→ **OBJECTIVE**: Give back the full material, exactly as it reads.

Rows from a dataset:
## START
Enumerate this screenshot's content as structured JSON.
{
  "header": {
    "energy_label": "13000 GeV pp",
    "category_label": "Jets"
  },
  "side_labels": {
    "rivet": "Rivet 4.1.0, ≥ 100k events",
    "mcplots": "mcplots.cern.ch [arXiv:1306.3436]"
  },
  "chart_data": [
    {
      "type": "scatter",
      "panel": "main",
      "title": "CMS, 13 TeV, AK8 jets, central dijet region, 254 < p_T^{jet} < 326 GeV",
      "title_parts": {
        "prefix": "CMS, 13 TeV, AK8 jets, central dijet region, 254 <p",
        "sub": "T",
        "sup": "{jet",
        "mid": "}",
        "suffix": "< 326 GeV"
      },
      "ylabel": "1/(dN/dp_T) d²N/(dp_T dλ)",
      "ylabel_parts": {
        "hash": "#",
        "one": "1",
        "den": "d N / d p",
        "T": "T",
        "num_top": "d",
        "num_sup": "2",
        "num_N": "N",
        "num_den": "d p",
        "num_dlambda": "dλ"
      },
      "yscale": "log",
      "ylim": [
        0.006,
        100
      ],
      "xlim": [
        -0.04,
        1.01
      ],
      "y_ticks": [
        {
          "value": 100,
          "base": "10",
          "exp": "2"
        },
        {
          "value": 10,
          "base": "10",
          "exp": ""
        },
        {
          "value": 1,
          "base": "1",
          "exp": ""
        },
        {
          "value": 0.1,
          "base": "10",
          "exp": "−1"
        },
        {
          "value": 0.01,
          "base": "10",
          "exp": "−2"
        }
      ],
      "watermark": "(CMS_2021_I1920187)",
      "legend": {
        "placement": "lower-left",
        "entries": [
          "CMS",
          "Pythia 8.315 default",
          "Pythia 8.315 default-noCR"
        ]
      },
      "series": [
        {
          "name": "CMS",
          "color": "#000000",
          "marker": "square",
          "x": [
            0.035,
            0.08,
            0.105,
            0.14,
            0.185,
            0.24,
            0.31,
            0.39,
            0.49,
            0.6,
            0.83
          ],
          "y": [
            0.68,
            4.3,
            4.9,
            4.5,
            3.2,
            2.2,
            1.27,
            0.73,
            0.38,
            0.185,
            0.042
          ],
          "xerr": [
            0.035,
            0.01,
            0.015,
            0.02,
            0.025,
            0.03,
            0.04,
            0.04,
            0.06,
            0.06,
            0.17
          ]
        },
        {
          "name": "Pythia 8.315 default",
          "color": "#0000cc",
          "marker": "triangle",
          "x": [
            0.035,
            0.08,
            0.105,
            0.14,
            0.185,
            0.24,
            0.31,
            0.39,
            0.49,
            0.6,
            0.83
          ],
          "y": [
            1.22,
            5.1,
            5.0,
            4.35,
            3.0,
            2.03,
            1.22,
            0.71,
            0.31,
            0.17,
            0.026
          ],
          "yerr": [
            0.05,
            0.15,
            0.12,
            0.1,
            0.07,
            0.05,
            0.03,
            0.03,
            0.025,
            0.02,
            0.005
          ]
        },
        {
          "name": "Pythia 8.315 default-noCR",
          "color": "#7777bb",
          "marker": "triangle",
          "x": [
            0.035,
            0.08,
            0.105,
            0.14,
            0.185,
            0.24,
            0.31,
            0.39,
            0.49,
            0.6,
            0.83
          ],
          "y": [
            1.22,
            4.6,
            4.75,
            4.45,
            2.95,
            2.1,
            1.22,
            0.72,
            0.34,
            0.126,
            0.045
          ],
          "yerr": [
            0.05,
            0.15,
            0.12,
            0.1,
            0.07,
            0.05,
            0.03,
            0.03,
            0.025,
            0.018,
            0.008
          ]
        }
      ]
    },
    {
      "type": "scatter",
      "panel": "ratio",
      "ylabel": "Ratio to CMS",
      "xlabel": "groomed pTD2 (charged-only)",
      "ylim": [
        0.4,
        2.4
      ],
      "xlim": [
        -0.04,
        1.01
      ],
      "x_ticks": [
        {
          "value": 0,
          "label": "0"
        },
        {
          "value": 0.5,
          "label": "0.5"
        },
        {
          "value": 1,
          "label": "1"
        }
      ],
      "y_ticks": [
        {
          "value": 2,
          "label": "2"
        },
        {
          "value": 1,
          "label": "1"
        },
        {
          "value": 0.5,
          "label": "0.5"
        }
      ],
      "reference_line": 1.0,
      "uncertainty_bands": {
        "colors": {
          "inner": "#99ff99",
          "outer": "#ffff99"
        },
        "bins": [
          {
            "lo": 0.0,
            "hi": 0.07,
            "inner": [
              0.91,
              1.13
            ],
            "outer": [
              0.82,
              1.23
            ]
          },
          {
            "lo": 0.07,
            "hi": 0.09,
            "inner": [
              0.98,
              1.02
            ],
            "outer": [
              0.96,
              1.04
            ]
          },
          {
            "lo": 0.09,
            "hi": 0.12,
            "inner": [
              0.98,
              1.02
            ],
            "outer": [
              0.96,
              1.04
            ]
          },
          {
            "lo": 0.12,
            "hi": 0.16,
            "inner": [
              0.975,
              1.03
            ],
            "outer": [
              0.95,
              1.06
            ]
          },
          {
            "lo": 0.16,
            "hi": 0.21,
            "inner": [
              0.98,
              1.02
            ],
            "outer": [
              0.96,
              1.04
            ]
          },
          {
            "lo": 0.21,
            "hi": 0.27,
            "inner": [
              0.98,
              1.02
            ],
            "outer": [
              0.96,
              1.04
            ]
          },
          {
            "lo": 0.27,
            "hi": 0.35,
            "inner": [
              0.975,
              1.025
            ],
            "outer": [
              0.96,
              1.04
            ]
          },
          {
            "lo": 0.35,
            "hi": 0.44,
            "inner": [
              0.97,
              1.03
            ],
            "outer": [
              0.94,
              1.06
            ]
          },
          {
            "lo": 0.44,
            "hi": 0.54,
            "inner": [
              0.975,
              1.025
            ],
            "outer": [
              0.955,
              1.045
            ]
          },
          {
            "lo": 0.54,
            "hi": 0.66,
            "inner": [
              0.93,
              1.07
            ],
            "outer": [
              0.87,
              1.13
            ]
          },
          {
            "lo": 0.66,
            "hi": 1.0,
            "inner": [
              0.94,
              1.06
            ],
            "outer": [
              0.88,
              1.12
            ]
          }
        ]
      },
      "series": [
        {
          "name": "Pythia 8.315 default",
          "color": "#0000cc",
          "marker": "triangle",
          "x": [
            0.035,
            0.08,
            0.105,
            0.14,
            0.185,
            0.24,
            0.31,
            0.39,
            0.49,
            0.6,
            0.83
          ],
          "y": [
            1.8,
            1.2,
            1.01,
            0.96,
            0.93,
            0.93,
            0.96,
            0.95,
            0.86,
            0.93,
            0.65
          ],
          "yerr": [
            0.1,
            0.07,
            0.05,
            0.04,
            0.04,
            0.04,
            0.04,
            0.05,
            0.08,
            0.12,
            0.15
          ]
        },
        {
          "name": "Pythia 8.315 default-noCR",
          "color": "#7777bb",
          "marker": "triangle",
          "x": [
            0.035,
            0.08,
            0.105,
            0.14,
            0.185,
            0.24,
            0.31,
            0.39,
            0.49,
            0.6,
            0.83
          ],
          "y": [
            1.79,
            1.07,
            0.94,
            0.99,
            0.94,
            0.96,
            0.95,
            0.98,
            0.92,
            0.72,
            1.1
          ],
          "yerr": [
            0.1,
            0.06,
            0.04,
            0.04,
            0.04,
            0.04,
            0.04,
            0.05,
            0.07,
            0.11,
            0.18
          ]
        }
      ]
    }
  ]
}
## END
→ **TASK RESULT**:
Enumerate this screenshot's content as structured JSON.
{
  "header": {
    "energy_label": "13000 GeV pp",
    "category_label": "Jets"
  },
  "side_labels": {
    "rivet": "Rivet 4.1.0, ≥ 100k events",
    "mcplots": "mcplots.cern.ch [arXiv:1306.3436]"
  },
  "chart_data": [
    {
      "type": "scatter",
      "panel": "main",
      "title": "CMS, 13 TeV, AK8 jets, central dijet region, 254 < p_T^{jet} < 326 GeV",
      "title_parts": {
        "prefix": "CMS, 13 TeV, AK8 jets, central dijet region, 254 <p",
        "sub": "T",
        "sup": "{jet",
        "mid": "}",
        "suffix": "< 326 GeV"
      },
      "ylabel": "1/(dN/dp_T) d²N/(dp_T dλ)",
      "ylabel_parts": {
        "hash": "#",
        "one": "1",
        "den": "d N / d p",
        "T": "T",
        "num_top": "d",
        "num_sup": "2",
        "num_N": "N",
        "num_den": "d p",
        "num_dlambda": "dλ"
      },
      "yscale": "log",
      "ylim": [
        0.006,
        100
      ],
      "xlim": [
        -0.04,
        1.01
      ],
      "y_ticks": [
        {
          "value": 100,
          "base": "10",
          "exp": "2"
        },
        {
          "value": 10,
          "base": "10",
          "exp": ""
        },
        {
          "value": 1,
          "base": "1",
          "exp": ""
        },
        {
          "value": 0.1,
          "base": "10",
          "exp": "−1"
        },
        {
          "value": 0.01,
          "base": "10",
          "exp": "−2"
        }
      ],
      "watermark": "(CMS_2021_I1920187)",
      "legend": {
        "placement": "lower-left",
        "entries": [
          "CMS",
          "Pythia 8.315 default",
          "Pythia 8.315 default-noCR"
        ]
      },
      "series": [
        {
          "name": "CMS",
          "color": "#000000",
          "marker": "square",
          "x": [
            0.035,
            0.08,
            0.105,
            0.14,
            0.185,
            0.24,
            0.31,
            0.39,
            0.49,
            0.6,
            0.83
          ],
          "y": [
            0.68,
            4.3,
            4.9,
            4.5,
            3.2,
            2.2,
            1.27,
            0.73,
            0.38,
            0.185,
            0.042
          ],
          "xerr": [
            0.035,
            0.01,
            0.015,
            0.02,
            0.025,
            0.03,
            0.04,
            0.04,
            0.06,
            0.06,
            0.17
          ]
        },
        {
          "name": "Pythia 8.315 default",
          "color": "#0000cc",
          "marker": "triangle",
          "x": [
            0.035,
            0.08,
            0.105,
            0.14,
            0.185,
            0.24,
            0.31,
            0.39,
            0.49,
            0.6,
            0.83
          ],
          "y": [
            1.22,
            5.1,
            5.0,
            4.35,
            3.0,
            2.03,
            1.22,
            0.71,
            0.31,
            0.17,
            0.026
          ],
          "yerr": [
            0.05,
            0.15,
            0.12,
            0.1,
            0.07,
            0.05,
            0.03,
            0.03,
            0.025,
            0.02,
            0.005
          ]
        },
        {
          "name": "Pythia 8.315 default-noCR",
          "color": "#7777bb",
          "marker": "triangle",
          "x": [
            0.035,
            0.08,
            0.105,
            0.14,
            0.185,
            0.24,
            0.31,
            0.39,
            0.49,
            0.6,
            0.83
          ],
          "y": [
            1.22,
            4.6,
            4.75,
            4.45,
            2.95,
            2.1,
            1.22,
            0.72,
            0.34,
            0.126,
            0.045
          ],
          "yerr": [
            0.05,
            0.15,
            0.12,
            0.1,
            0.07,
            0.05,
            0.03,
            0.03,
            0.025,
            0.018,
            0.008
          ]
        }
      ]
    },
    {
      "type": "scatter",
      "panel": "ratio",
      "ylabel": "Ratio to CMS",
      "xlabel": "groomed pTD2 (charged-only)",
      "ylim": [
        0.4,
        2.4
      ],
      "xlim": [
        -0.04,
        1.01
      ],
      "x_ticks": [
        {
          "value": 0,
          "label": "0"
        },
        {
          "value": 0.5,
          "label": "0.5"
        },
        {
          "value": 1,
          "label": "1"
        }
      ],
      "y_ticks": [
        {
          "value": 2,
          "label": "2"
        },
        {
          "value": 1,
          "label": "1"
        },
        {
          "value": 0.5,
          "label": "0.5"
        }
      ],
      "reference_line": 1.0,
      "uncertainty_bands": {
        "colors": {
          "inner": "#99ff99",
          "outer": "#ffff99"
        },
        "bins": [
          {
            "lo": 0.0,
            "hi": 0.07,
            "inner": [
              0.91,
              1.13
            ],
            "outer": [
              0.82,
              1.23
            ]
          },
          {
            "lo": 0.07,
            "hi": 0.09,
            "inner": [
              0.98,
              1.02
            ],
            "outer": [
              0.96,
              1.04
            ]
          },
          {
            "lo": 0.09,
            "hi": 0.12,
            "inner": [
              0.98,
              1.02
            ],
            "outer": [
              0.96,
              1.04
            ]
          },
          {
            "lo": 0.12,
            "hi": 0.16,
            "inner": [
              0.975,
              1.03
            ],
            "outer": [
              0.95,
              1.06
            ]
          },
          {
            "lo": 0.16,
            "hi": 0.21,
            "inner": [
              0.98,
              1.02
            ],
            "outer": [
              0.96,
              1.04
            ]
          },
          {
            "lo": 0.21,
            "hi": 0.27,
            "inner": [
              0.98,
              1.02
            ],
            "outer": [
              0.96,
              1.04
            ]
          },
          {
            "lo": 0.27,
            "hi": 0.35,
            "inner": [
              0.975,
              1.025
            ],
            "outer": [
              0.96,
              1.04
            ]
          },
          {
            "lo": 0.35,
            "hi": 0.44,
            "inner": [
              0.97,
              1.03
            ],
            "outer": [
              0.94,
              1.06
            ]
          },
          {
            "lo": 0.44,
            "hi": 0.54,
            "inner": [
              0.975,
              1.025
            ],
            "outer": [
              0.955,
              1.045
            ]
          },
          {
            "lo": 0.54,
            "hi": 0.66,
            "inner": [
              0.93,
              1.07
            ],
            "outer": [
              0.87,
              1.13
            ]
          },
          {
            "lo": 0.66,
            "hi": 1.0,
            "inner": [
              0.94,
              1.06
            ],
            "outer": [
              0.88,
              1.12
            ]
          }
        ]
      },
      "series": [
        {
          "name": "Pythia 8.315 default",
          "color": "#0000cc",
          "marker": "triangle",
          "x": [
            0.035,
            0.08,
            0.105,
            0.14,
            0.185,
            0.24,
            0.31,
            0.39,
            0.49,
            0.6,
            0.83
          ],
          "y": [
            1.8,
            1.2,
            1.01,
            0.96,
            0.93,
            0.93,
            0.96,
            0.95,
            0.86,
            0.93,
            0.65
          ],
          "yerr": [
            0.1,
            0.07,
            0.05,
            0.04,
            0.04,
            0.04,
            0.04,
            0.05,
            0.08,
            0.12,
            0.15
          ]
        },
        {
          "name": "Pythia 8.315 default-noCR",
          "color": "#7777bb",
          "marker": "triangle",
          "x": [
            0.035,
            0.08,
            0.105,
            0.14,
            0.185,
            0.24,
            0.31,
            0.39,
            0.49,
            0.6,
            0.83
          ],
          "y": [
            1.79,
            1.07,
            0.94,
            0.99,
            0.94,
            0.96,
            0.95,
            0.98,
            0.92,
            0.72,
            1.1
          ],
          "yerr": [
            0.1,
            0.06,
            0.04,
            0.04,
            0.04,
            0.04,
            0.04,
            0.05,
            0.07,
            0.11,
            0.18
          ]
        }
      ]
    }
  ]
}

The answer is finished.